(Written instruction) In the listing below, identify each line with the word "Concentration" and return those lines.

┄┄┄┄┄┄┄┄┄┄

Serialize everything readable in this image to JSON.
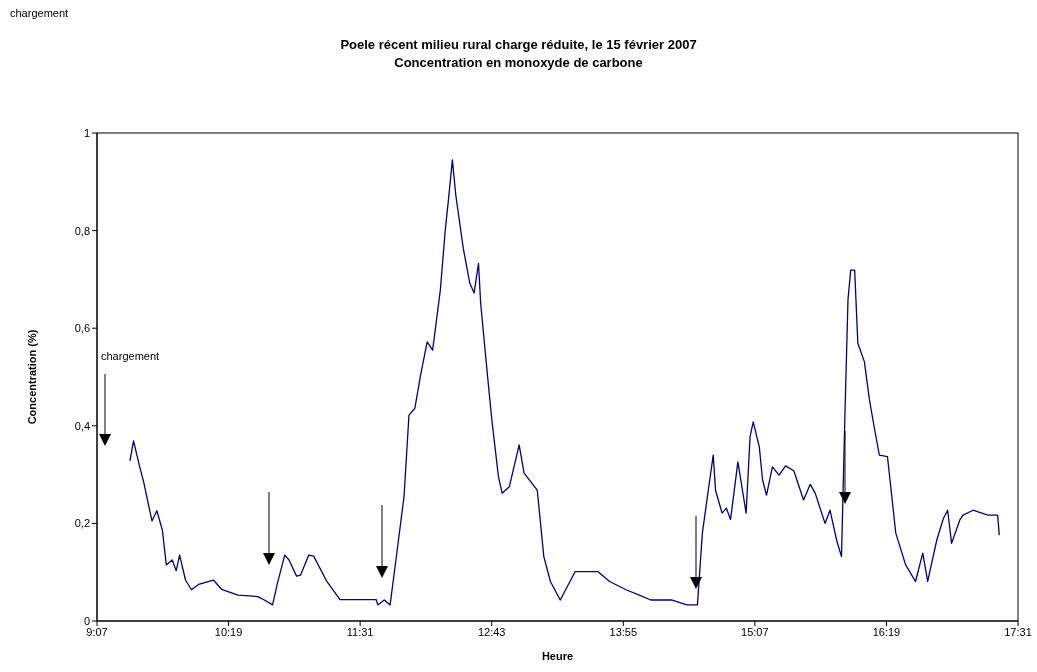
{
  "chart_data": {
    "type": "line",
    "title": "Poele récent milieu rural charge réduite, le 15 février 2007",
    "subtitle": "Concentration en monoxyde de carbone",
    "xlabel": "Heure",
    "ylabel": "Concentration (%)",
    "annotations": [
      "chargement",
      "chargement"
    ],
    "x": [
      9.417,
      9.45,
      9.504,
      9.542,
      9.618,
      9.663,
      9.713,
      9.749,
      9.803,
      9.839,
      9.87,
      9.924,
      9.978,
      10.043,
      10.178,
      10.253,
      10.403,
      10.583,
      10.643,
      10.718,
      10.763,
      10.829,
      10.868,
      10.937,
      10.973,
      11.048,
      11.093,
      11.213,
      11.333,
      11.663,
      11.678,
      11.737,
      11.79,
      11.843,
      11.917,
      11.962,
      12.016,
      12.068,
      12.128,
      12.178,
      12.248,
      12.293,
      12.322,
      12.358,
      12.389,
      12.457,
      12.517,
      12.556,
      12.596,
      12.616,
      12.682,
      12.718,
      12.778,
      12.812,
      12.877,
      12.967,
      13.012,
      13.132,
      13.192,
      13.252,
      13.342,
      13.477,
      13.687,
      13.792,
      13.942,
      14.062,
      14.167,
      14.362,
      14.497,
      14.593,
      14.638,
      14.692,
      14.737,
      14.758,
      14.818,
      14.857,
      14.895,
      14.962,
      15.037,
      15.073,
      15.102,
      15.157,
      15.187,
      15.223,
      15.277,
      15.337,
      15.397,
      15.472,
      15.561,
      15.622,
      15.667,
      15.757,
      15.802,
      15.862,
      15.907,
      15.937,
      15.966,
      15.991,
      16.027,
      16.056,
      16.116,
      16.162,
      16.207,
      16.252,
      16.326,
      16.402,
      16.492,
      16.582,
      16.648,
      16.693,
      16.776,
      16.836,
      16.875,
      16.911,
      16.986,
      17.016,
      17.106,
      17.241,
      17.331,
      17.346
    ],
    "series": [
      {
        "color": "#000080",
        "values": [
          0.328,
          0.369,
          0.318,
          0.285,
          0.205,
          0.226,
          0.186,
          0.115,
          0.125,
          0.103,
          0.135,
          0.084,
          0.064,
          0.075,
          0.084,
          0.065,
          0.053,
          0.05,
          0.043,
          0.033,
          0.078,
          0.135,
          0.125,
          0.092,
          0.094,
          0.135,
          0.133,
          0.081,
          0.044,
          0.044,
          0.033,
          0.043,
          0.033,
          0.125,
          0.255,
          0.422,
          0.436,
          0.504,
          0.572,
          0.555,
          0.678,
          0.801,
          0.863,
          0.945,
          0.873,
          0.764,
          0.692,
          0.672,
          0.733,
          0.651,
          0.494,
          0.412,
          0.296,
          0.262,
          0.275,
          0.361,
          0.303,
          0.268,
          0.132,
          0.081,
          0.043,
          0.101,
          0.101,
          0.081,
          0.064,
          0.053,
          0.043,
          0.043,
          0.033,
          0.033,
          0.18,
          0.268,
          0.34,
          0.268,
          0.221,
          0.231,
          0.208,
          0.326,
          0.221,
          0.378,
          0.408,
          0.357,
          0.289,
          0.258,
          0.316,
          0.299,
          0.318,
          0.308,
          0.248,
          0.28,
          0.262,
          0.2,
          0.227,
          0.166,
          0.132,
          0.412,
          0.658,
          0.719,
          0.719,
          0.569,
          0.531,
          0.453,
          0.395,
          0.34,
          0.337,
          0.18,
          0.115,
          0.081,
          0.139,
          0.081,
          0.166,
          0.21,
          0.227,
          0.159,
          0.207,
          0.217,
          0.227,
          0.217,
          0.217,
          0.176
        ]
      }
    ],
    "xlim": [
      9.1167,
      17.5167
    ],
    "xticks": [
      {
        "value": 9.1167,
        "label": "9:07"
      },
      {
        "value": 10.3167,
        "label": "10:19"
      },
      {
        "value": 11.5167,
        "label": "11:31"
      },
      {
        "value": 12.7167,
        "label": "12:43"
      },
      {
        "value": 13.9167,
        "label": "13:55"
      },
      {
        "value": 15.1167,
        "label": "15:07"
      },
      {
        "value": 16.3167,
        "label": "16:19"
      },
      {
        "value": 17.5167,
        "label": "17:31"
      }
    ],
    "ylim": [
      0,
      1
    ],
    "yticks": [
      0,
      {
        "value": 0.2,
        "label": "0,2"
      },
      {
        "value": 0.4,
        "label": "0,4"
      },
      {
        "value": 0.6,
        "label": "0,6"
      },
      {
        "value": 0.8,
        "label": "0,8"
      },
      1
    ],
    "grid": false,
    "legend": false,
    "marker": "none",
    "line_style": "solid"
  }
}
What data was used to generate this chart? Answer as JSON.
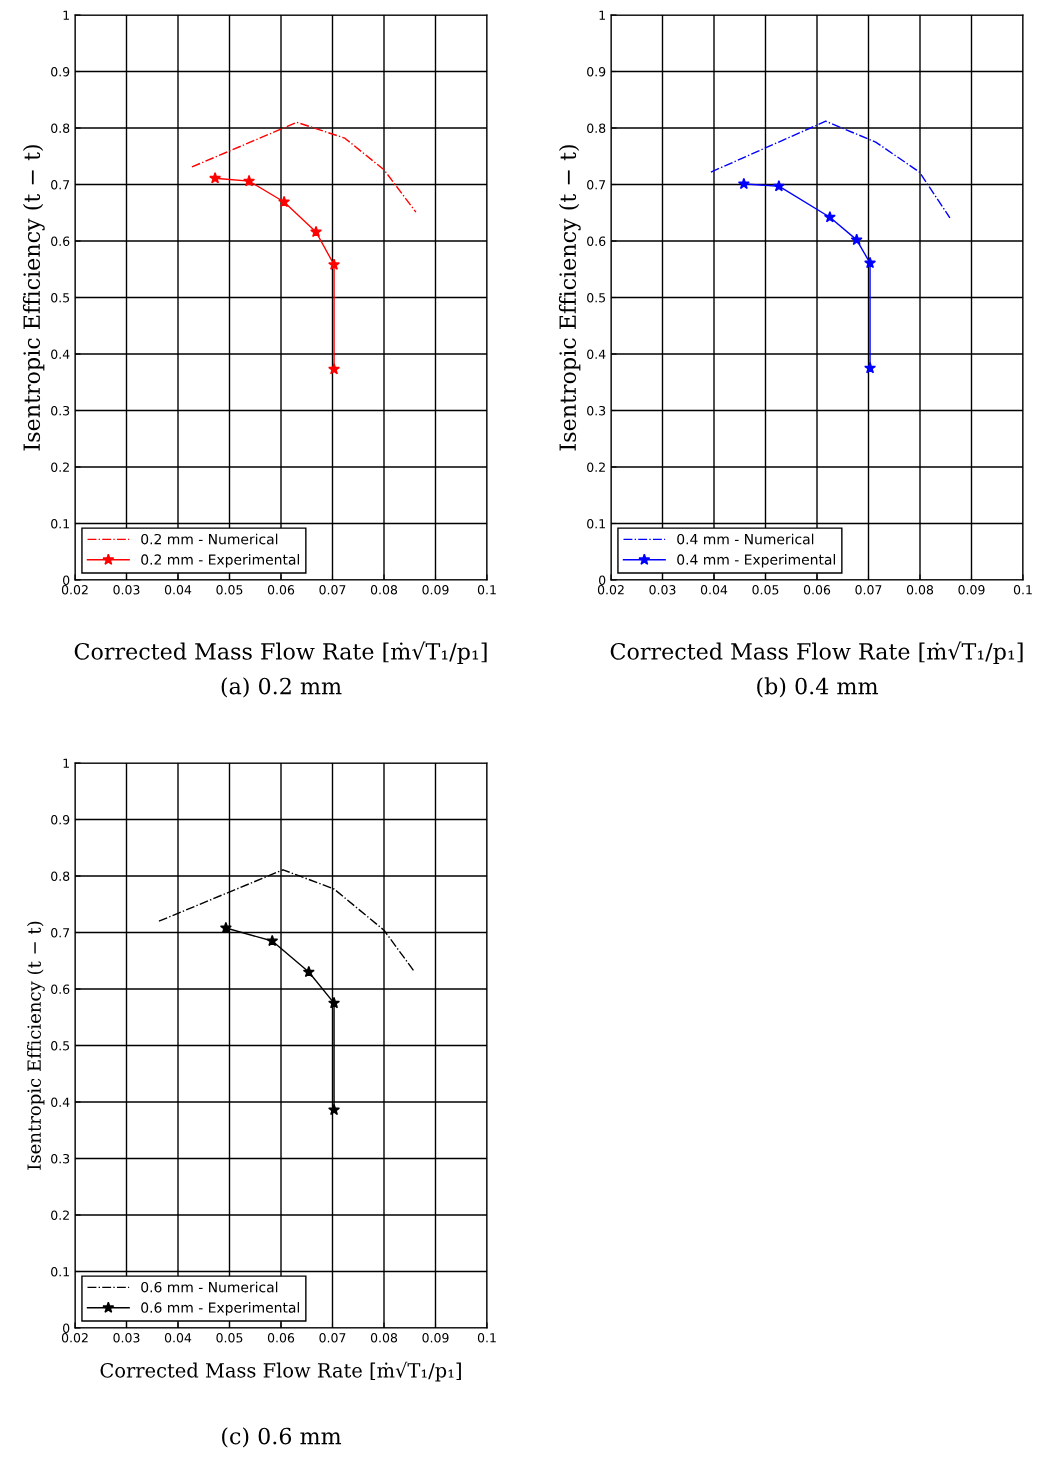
{
  "chart_data": [
    {
      "type": "line",
      "title": "(a) 0.2 mm",
      "xlabel": "Corrected Mass Flow Rate [ṁ√T₁/p₁]",
      "ylabel": "Isentropic Efficiency (t − t)",
      "xlim": [
        0.02,
        0.1
      ],
      "ylim": [
        0,
        1
      ],
      "xticks": [
        0.02,
        0.03,
        0.04,
        0.05,
        0.06,
        0.07,
        0.08,
        0.09,
        0.1
      ],
      "yticks": [
        0,
        0.1,
        0.2,
        0.3,
        0.4,
        0.5,
        0.6,
        0.7,
        0.8,
        0.9,
        1
      ],
      "grid": true,
      "legend": "bottom left",
      "series": [
        {
          "name": "0.2 mm - Numerical",
          "color": "#ff0000",
          "line_style": "dashdot",
          "marker": "none",
          "x": [
            0.0427,
            0.0631,
            0.0724,
            0.08,
            0.0862
          ],
          "values": [
            0.731,
            0.81,
            0.782,
            0.726,
            0.651
          ]
        },
        {
          "name": "0.2 mm - Experimental",
          "color": "#ff0000",
          "line_style": "solid",
          "marker": "star",
          "x": [
            0.0472,
            0.0538,
            0.0606,
            0.0668,
            0.0703,
            0.0703
          ],
          "values": [
            0.711,
            0.706,
            0.669,
            0.616,
            0.558,
            0.373
          ]
        }
      ]
    },
    {
      "type": "line",
      "title": "(b) 0.4 mm",
      "xlabel": "Corrected Mass Flow Rate [ṁ√T₁/p₁]",
      "ylabel": "Isentropic Efficiency (t − t)",
      "xlim": [
        0.02,
        0.1
      ],
      "ylim": [
        0,
        1
      ],
      "xticks": [
        0.02,
        0.03,
        0.04,
        0.05,
        0.06,
        0.07,
        0.08,
        0.09,
        0.1
      ],
      "yticks": [
        0,
        0.1,
        0.2,
        0.3,
        0.4,
        0.5,
        0.6,
        0.7,
        0.8,
        0.9,
        1
      ],
      "grid": true,
      "legend": "bottom left",
      "series": [
        {
          "name": "0.4 mm - Numerical",
          "color": "#0000ff",
          "line_style": "dashdot",
          "marker": "none",
          "x": [
            0.0394,
            0.0617,
            0.0714,
            0.0799,
            0.0858
          ],
          "values": [
            0.722,
            0.812,
            0.775,
            0.722,
            0.641
          ]
        },
        {
          "name": "0.4 mm - Experimental",
          "color": "#0000ff",
          "line_style": "solid",
          "marker": "star",
          "x": [
            0.0458,
            0.0526,
            0.0625,
            0.0677,
            0.0703,
            0.0703
          ],
          "values": [
            0.701,
            0.697,
            0.642,
            0.602,
            0.561,
            0.375
          ]
        }
      ]
    },
    {
      "type": "line",
      "title": "(c) 0.6 mm",
      "xlabel": "Corrected Mass Flow Rate [ṁ√T₁/p₁]",
      "ylabel": "Isentropic Efficiency (t − t)",
      "xlim": [
        0.02,
        0.1
      ],
      "ylim": [
        0,
        1
      ],
      "xticks": [
        0.02,
        0.03,
        0.04,
        0.05,
        0.06,
        0.07,
        0.08,
        0.09,
        0.1
      ],
      "yticks": [
        0,
        0.1,
        0.2,
        0.3,
        0.4,
        0.5,
        0.6,
        0.7,
        0.8,
        0.9,
        1
      ],
      "grid": true,
      "legend": "bottom left",
      "series": [
        {
          "name": "0.6 mm - Numerical",
          "color": "#000000",
          "line_style": "dashdot",
          "marker": "none",
          "x": [
            0.0363,
            0.0604,
            0.0703,
            0.08,
            0.0858
          ],
          "values": [
            0.72,
            0.811,
            0.777,
            0.704,
            0.632
          ]
        },
        {
          "name": "0.6 mm - Experimental",
          "color": "#000000",
          "line_style": "solid",
          "marker": "star",
          "x": [
            0.0493,
            0.0583,
            0.0654,
            0.0703,
            0.0703
          ],
          "values": [
            0.708,
            0.685,
            0.63,
            0.575,
            0.386
          ]
        }
      ]
    }
  ]
}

┄┄┄┄┄┄┄┄┄┄

(Response to this exercise)
    "subtitle": "Concentration en monoxyde de carbone",
    "ylabel": "Concentration (%)",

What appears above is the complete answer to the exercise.